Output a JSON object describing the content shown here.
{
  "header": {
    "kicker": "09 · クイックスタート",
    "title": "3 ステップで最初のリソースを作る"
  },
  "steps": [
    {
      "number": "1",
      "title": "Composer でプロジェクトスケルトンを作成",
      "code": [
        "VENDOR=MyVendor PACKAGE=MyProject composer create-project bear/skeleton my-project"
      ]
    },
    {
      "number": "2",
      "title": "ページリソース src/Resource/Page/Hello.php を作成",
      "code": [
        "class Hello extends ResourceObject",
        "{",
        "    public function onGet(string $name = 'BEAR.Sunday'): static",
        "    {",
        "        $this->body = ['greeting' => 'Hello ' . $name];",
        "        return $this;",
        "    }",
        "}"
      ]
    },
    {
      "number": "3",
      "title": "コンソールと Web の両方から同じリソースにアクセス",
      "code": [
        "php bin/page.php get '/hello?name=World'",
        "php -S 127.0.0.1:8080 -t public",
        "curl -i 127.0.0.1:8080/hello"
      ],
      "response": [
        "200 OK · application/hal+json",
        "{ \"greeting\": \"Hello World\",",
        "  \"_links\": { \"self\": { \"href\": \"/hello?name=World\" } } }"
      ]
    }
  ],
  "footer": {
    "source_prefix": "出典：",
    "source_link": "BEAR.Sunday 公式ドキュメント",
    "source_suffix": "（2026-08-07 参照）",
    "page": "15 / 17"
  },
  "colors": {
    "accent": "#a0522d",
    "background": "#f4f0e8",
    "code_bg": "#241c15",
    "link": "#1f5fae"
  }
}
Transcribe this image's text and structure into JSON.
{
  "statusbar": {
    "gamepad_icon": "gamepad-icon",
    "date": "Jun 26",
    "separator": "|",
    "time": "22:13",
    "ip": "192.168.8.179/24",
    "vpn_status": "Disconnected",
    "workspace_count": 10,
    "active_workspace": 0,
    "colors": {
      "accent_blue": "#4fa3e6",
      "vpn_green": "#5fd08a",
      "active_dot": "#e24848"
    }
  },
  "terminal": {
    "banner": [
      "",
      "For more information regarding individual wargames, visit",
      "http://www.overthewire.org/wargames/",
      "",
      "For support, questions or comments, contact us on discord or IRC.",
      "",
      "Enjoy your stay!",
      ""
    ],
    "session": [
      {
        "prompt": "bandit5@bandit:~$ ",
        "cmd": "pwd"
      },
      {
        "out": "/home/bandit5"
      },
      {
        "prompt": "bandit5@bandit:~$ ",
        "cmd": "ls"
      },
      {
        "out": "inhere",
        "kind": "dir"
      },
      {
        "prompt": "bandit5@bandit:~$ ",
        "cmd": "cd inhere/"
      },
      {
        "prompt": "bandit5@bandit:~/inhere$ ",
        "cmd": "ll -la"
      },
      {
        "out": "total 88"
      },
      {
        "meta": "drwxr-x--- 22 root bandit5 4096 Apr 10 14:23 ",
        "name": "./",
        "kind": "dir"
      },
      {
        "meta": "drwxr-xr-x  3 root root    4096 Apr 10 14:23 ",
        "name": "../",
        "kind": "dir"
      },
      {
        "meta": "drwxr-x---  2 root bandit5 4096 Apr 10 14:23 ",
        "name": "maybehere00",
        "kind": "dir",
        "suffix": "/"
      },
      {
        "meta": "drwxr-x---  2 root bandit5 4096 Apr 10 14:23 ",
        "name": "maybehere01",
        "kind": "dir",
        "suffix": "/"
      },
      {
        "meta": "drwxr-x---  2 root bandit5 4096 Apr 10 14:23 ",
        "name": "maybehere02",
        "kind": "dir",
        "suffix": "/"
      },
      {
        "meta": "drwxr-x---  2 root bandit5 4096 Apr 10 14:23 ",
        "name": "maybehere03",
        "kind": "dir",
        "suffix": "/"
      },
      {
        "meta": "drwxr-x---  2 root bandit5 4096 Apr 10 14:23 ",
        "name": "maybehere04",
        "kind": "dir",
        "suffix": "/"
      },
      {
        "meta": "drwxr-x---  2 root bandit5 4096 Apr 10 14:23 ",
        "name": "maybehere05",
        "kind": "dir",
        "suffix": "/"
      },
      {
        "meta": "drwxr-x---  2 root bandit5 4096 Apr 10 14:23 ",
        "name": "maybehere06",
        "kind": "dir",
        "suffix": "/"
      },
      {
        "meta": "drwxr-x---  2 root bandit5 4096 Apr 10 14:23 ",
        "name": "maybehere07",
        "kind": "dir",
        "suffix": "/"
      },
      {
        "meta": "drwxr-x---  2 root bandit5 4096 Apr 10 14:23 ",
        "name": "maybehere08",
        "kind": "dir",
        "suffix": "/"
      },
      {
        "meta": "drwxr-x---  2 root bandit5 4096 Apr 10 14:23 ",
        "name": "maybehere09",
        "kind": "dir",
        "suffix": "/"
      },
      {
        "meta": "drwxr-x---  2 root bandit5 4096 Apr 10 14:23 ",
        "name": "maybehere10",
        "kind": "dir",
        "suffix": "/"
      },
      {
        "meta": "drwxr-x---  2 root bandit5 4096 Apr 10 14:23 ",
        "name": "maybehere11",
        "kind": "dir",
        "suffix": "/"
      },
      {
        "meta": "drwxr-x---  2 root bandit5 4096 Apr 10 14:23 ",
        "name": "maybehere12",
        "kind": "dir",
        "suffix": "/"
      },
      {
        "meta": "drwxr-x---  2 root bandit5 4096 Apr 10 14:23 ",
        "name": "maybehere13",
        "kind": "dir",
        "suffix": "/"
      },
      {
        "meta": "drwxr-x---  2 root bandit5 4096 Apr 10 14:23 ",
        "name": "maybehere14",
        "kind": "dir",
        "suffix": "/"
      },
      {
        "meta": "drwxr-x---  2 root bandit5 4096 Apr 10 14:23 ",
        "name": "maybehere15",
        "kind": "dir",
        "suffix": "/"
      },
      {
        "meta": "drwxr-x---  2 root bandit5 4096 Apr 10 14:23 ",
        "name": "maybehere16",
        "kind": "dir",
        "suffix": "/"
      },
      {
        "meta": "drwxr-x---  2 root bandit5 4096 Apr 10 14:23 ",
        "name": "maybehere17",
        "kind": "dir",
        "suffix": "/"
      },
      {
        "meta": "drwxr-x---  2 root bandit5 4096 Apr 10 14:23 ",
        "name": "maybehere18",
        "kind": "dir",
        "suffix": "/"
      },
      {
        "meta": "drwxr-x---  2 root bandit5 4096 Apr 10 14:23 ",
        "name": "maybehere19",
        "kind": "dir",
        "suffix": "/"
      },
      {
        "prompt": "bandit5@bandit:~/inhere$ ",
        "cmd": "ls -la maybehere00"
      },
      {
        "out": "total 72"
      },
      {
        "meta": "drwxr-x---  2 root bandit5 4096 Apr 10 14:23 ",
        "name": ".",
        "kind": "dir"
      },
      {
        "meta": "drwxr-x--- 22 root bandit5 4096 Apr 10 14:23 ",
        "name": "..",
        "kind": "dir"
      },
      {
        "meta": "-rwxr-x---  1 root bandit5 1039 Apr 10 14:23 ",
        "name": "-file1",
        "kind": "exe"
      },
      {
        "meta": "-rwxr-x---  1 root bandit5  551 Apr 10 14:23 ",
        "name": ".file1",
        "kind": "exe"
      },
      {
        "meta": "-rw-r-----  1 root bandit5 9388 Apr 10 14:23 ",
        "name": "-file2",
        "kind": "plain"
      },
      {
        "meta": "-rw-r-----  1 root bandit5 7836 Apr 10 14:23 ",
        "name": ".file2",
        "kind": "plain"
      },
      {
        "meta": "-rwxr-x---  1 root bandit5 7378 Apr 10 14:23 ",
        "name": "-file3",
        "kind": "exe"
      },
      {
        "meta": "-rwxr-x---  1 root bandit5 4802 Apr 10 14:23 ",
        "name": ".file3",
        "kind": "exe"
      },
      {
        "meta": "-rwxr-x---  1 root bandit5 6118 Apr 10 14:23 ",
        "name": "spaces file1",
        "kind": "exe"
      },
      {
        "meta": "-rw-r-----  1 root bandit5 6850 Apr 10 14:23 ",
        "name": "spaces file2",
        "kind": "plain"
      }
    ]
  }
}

■ ■ ■

*TO BE DONE*:
Find the word "public" and list each line it appears in.

*OUTPUT BELOW*:
        "    public function onGet(string $name = 'BEAR.Sunday'): static",
        "php -S 127.0.0.1:8080 -t public",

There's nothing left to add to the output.